SHORT EXERCISE – Copy every line that holds "xlabel".

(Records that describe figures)
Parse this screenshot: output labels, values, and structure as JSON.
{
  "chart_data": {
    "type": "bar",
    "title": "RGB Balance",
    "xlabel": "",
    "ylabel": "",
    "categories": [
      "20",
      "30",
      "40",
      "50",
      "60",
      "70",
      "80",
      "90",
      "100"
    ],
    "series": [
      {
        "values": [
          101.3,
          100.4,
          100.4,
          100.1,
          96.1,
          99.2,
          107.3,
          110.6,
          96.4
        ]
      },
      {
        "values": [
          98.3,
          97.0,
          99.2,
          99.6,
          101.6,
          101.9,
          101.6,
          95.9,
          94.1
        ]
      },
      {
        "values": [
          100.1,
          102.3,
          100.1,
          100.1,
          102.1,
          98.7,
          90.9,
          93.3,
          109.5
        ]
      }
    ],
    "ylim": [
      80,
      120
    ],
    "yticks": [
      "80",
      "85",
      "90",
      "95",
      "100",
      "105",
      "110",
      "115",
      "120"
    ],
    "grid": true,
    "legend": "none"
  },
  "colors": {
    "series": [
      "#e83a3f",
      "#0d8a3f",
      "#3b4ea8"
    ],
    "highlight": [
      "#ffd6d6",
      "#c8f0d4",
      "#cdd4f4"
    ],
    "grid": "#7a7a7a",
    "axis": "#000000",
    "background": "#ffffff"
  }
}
--
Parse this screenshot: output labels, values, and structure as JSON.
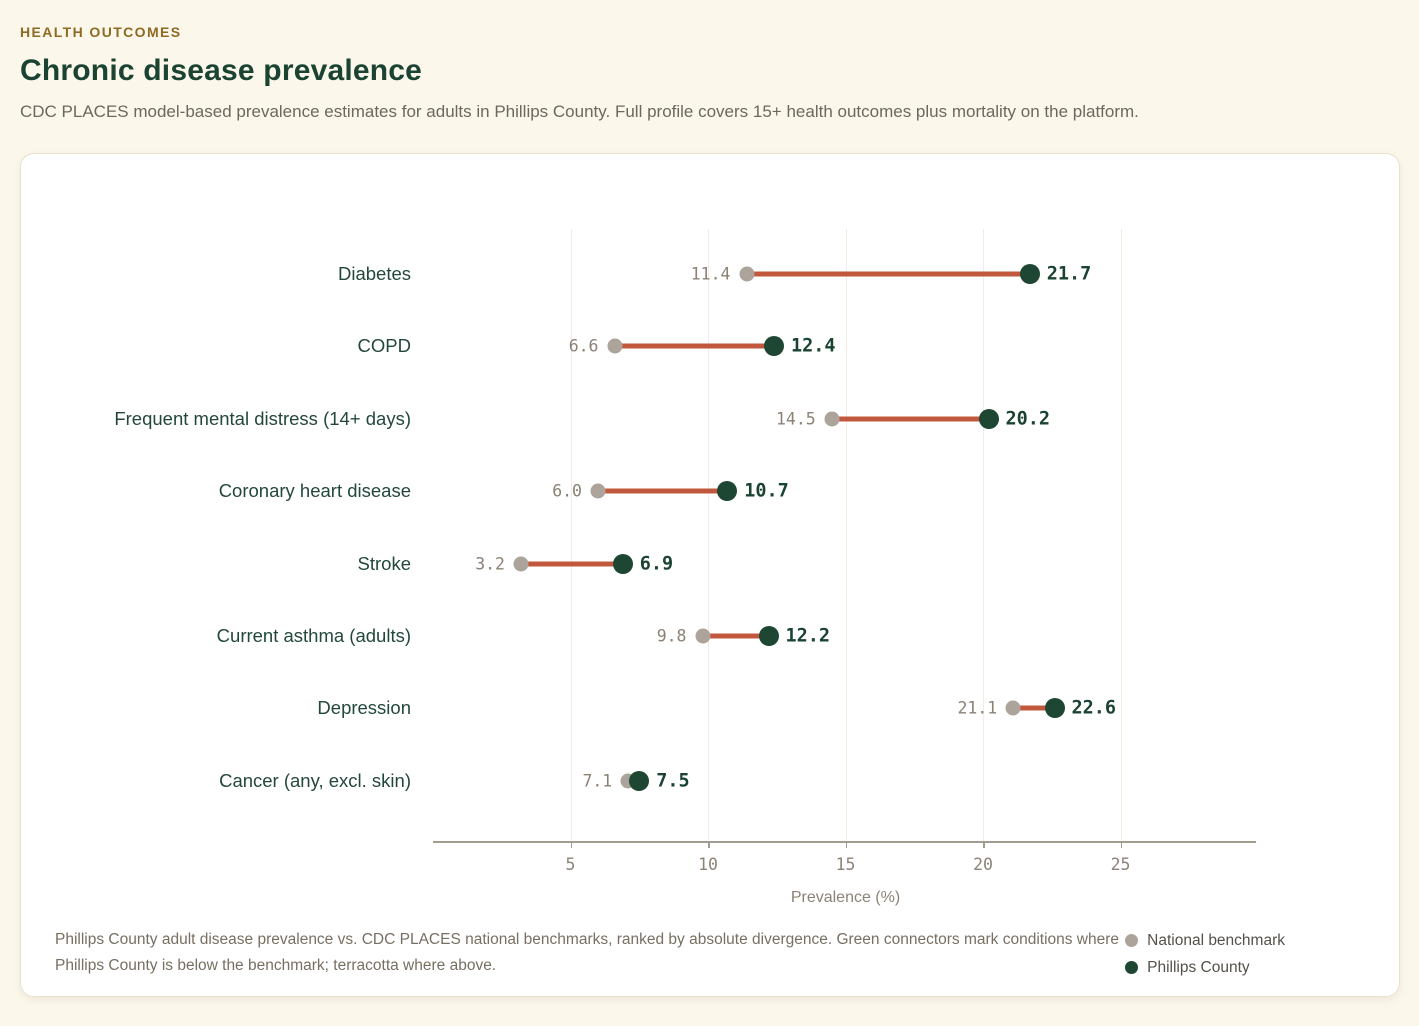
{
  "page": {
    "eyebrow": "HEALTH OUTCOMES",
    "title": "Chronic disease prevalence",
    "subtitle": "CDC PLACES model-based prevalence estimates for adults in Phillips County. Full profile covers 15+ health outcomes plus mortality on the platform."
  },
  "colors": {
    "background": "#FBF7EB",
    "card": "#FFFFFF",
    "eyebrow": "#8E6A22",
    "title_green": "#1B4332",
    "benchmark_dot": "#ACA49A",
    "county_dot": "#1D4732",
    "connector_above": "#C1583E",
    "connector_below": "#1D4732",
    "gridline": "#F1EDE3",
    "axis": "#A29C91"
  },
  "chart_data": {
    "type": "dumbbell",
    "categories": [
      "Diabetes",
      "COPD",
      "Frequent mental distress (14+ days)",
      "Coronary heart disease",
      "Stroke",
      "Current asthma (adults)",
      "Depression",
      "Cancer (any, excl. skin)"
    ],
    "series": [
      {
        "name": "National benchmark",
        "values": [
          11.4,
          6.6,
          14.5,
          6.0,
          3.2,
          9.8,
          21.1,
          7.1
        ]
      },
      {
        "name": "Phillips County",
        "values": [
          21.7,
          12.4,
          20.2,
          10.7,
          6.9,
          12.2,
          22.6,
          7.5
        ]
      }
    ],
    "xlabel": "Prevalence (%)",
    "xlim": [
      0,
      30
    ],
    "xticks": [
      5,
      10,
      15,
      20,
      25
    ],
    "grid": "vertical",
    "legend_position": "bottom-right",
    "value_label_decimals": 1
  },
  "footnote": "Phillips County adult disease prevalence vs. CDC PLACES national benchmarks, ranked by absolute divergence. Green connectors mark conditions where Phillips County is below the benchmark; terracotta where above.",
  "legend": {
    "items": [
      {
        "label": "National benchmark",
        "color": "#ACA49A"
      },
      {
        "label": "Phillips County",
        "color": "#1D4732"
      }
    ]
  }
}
---
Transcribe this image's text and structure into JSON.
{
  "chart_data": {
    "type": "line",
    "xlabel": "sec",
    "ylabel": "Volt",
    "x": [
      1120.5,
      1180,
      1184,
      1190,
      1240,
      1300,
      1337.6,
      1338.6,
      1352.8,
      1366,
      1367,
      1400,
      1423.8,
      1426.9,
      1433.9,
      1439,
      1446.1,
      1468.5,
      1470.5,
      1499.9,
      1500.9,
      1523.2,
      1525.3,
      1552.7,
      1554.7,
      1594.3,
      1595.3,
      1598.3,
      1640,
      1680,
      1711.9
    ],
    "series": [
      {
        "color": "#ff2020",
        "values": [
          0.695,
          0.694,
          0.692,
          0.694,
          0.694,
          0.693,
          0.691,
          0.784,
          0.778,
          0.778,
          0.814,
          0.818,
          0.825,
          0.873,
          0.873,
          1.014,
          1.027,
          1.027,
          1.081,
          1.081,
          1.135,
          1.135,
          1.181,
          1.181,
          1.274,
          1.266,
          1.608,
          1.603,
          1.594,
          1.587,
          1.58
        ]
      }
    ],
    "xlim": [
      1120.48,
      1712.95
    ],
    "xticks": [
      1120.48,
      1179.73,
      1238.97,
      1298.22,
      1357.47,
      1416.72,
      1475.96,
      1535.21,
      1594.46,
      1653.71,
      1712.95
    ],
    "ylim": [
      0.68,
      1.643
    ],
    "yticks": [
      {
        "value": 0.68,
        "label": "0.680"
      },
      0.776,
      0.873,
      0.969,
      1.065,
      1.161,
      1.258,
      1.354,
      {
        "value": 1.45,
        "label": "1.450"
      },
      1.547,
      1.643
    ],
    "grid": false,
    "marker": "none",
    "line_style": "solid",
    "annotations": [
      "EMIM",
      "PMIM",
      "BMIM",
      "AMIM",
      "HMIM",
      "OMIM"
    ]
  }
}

FULL RESPONSE –
    "xlabel": "",
    "xlabel": "Prevalence (%)",
    "xlabel": "sec",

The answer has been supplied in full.